(Extracted records)
-=-=-

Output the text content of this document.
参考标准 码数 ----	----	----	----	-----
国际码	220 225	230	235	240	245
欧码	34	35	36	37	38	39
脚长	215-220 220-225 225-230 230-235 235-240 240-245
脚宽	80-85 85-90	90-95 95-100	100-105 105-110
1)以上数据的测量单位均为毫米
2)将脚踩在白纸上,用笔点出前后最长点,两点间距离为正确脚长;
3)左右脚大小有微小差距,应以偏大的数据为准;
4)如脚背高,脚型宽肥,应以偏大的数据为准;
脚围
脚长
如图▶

-=-=-

→ Written request
Repeat the material above in full, exactly as it stands.

→ Reply
Output the text content of this document.
参考标准 码数 ----	----	----	----	-----
国际码	220 225	230	235	240	245
欧码	34	35	36	37	38	39
脚长	215-220 220-225 225-230 230-235 235-240 240-245
脚宽	80-85 85-90	90-95 95-100	100-105 105-110
1)以上数据的测量单位均为毫米
2)将脚踩在白纸上,用笔点出前后最长点,两点间距离为正确脚长;
3)左右脚大小有微小差距,应以偏大的数据为准;
4)如脚背高,脚型宽肥,应以偏大的数据为准;
脚围
脚长
如图▶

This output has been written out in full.